Source material:
=====

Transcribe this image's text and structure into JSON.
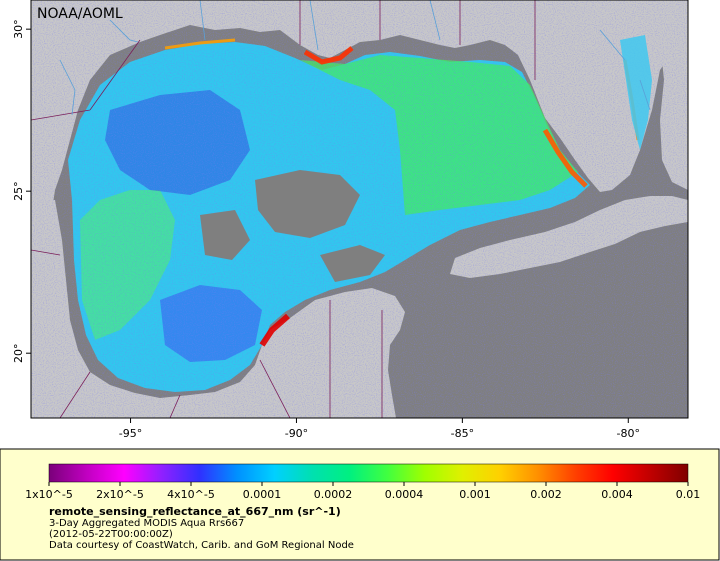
{
  "credit_top": "NOAA/AOML",
  "x_ticks": [
    {
      "label": "-95°",
      "lon": -95
    },
    {
      "label": "-90°",
      "lon": -90
    },
    {
      "label": "-85°",
      "lon": -85
    },
    {
      "label": "-80°",
      "lon": -80
    }
  ],
  "y_ticks": [
    {
      "label": "30°",
      "lat": 30
    },
    {
      "label": "25°",
      "lat": 25
    },
    {
      "label": "20°",
      "lat": 20
    }
  ],
  "colorbar": {
    "ticks": [
      "1x10^-5",
      "2x10^-5",
      "4x10^-5",
      "0.0001",
      "0.0002",
      "0.0004",
      "0.001",
      "0.002",
      "0.004",
      "0.01"
    ],
    "colors": [
      "#7a007a",
      "#c000c0",
      "#ff00ff",
      "#9020ff",
      "#3030ff",
      "#0090ff",
      "#00d0ff",
      "#00e0b0",
      "#00f080",
      "#40ff40",
      "#a0ff00",
      "#e0f000",
      "#ffd000",
      "#ff9000",
      "#ff4000",
      "#ff0000",
      "#c00000",
      "#800000"
    ]
  },
  "legend": {
    "variable": "remote_sensing_reflectance_at_667_nm (sr^-1)",
    "line1": "3-Day Aggregated MODIS Aqua Rrs667",
    "line2": "(2012-05-22T00:00:00Z)",
    "line3": "Data courtesy of CoastWatch, Carib. and GoM Regional Node"
  },
  "colors": {
    "land": "#c8c8c8",
    "nodata": "#7f7f7f",
    "legend_bg": "#ffffcc",
    "border": "#7a1f5a",
    "river": "#5aa0d8"
  }
}
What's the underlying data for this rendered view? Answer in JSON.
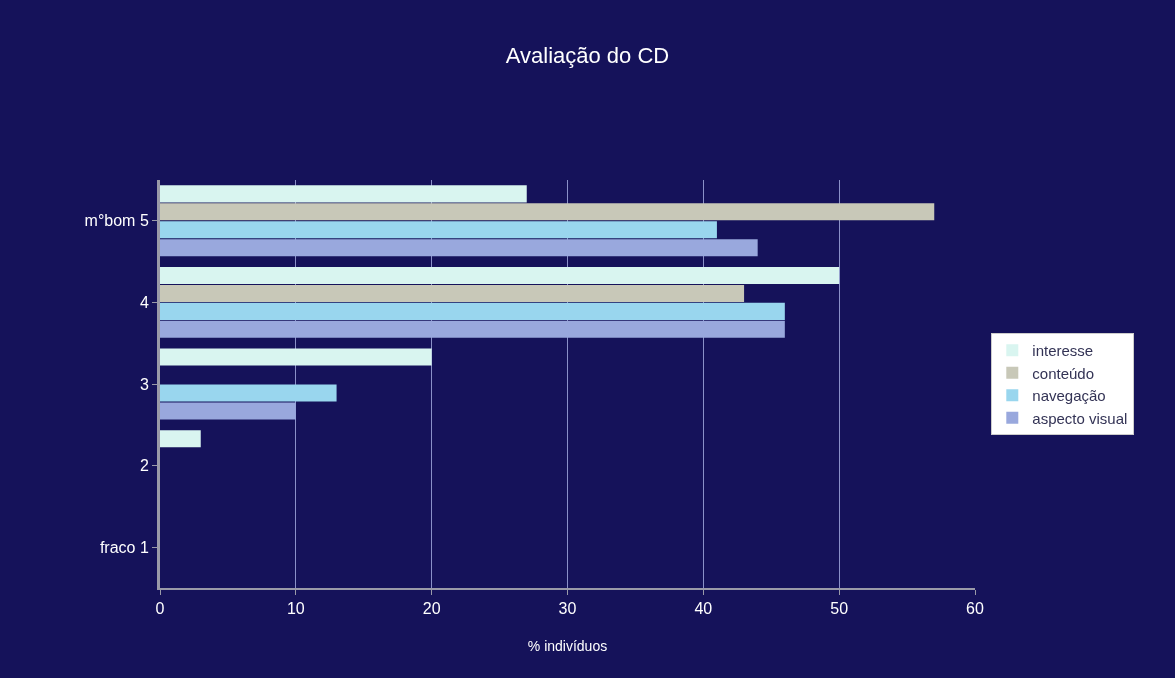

=====

Goal:
Look through the listing and extract every line with "label" in it.

Exercise result:
      "label": "-95°",
      "label": "-90°",
      "label": "-85°",
      "label": "-80°",
      "label": "30°",
      "label": "25°",
      "label": "20°",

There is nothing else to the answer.